> _Goal_:
What is the number of lines containing the word "meant"? Please answer with that number and nothing more.

> _Raw data_:
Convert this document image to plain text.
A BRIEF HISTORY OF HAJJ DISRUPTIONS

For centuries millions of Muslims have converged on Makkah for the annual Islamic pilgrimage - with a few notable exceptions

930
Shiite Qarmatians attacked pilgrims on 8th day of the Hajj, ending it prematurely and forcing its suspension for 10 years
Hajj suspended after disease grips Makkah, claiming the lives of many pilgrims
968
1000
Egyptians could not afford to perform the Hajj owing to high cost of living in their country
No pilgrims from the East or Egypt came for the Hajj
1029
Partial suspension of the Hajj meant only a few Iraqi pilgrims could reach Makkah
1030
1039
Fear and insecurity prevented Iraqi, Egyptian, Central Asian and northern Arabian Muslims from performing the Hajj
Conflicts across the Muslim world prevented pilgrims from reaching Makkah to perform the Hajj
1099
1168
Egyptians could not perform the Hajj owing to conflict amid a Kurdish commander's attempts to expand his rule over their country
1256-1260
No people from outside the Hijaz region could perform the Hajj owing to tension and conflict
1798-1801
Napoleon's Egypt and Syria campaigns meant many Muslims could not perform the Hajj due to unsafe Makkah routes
==
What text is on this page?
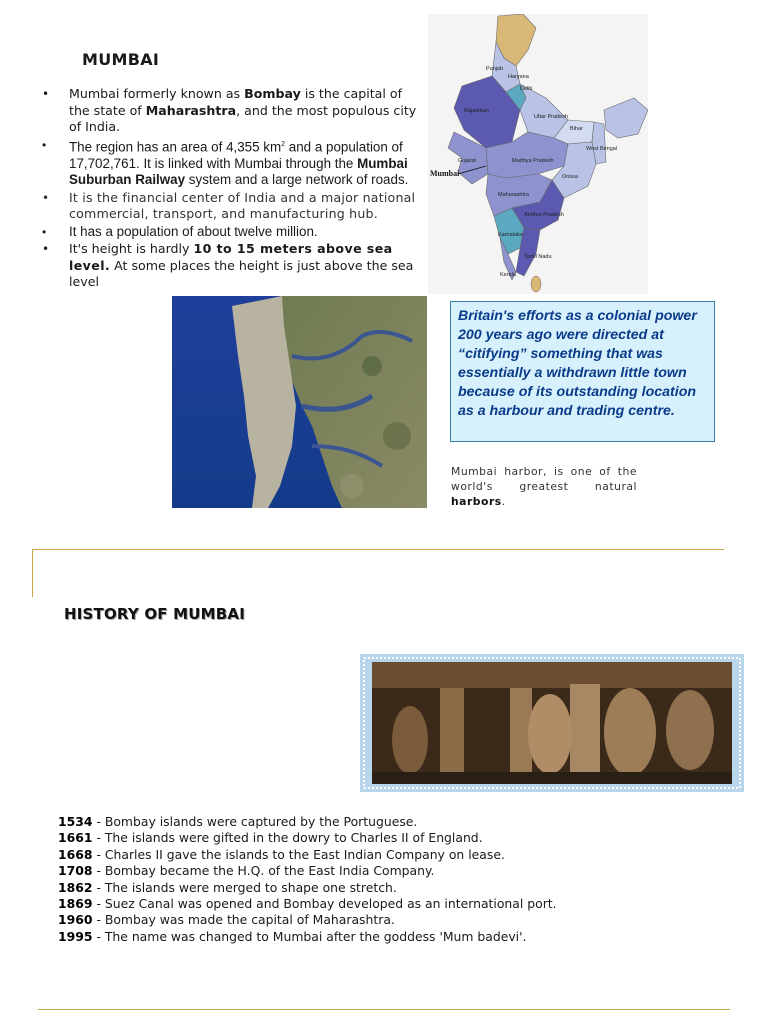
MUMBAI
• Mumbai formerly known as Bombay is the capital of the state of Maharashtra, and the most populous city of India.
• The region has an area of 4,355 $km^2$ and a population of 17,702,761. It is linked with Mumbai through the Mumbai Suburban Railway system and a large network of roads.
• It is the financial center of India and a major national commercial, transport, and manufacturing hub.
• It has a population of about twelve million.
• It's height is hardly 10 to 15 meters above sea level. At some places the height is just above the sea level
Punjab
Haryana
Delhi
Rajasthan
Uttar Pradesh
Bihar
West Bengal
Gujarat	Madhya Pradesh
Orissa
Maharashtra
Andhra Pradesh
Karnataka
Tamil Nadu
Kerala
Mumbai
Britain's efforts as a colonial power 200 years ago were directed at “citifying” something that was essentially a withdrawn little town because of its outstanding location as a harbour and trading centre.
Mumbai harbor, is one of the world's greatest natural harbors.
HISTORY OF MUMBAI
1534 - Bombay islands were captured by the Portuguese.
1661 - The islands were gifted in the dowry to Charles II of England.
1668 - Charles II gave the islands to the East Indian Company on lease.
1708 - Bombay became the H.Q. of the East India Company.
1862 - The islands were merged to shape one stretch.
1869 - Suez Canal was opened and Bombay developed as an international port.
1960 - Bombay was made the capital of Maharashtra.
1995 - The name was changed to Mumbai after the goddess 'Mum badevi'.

> _Finished exercise_:
2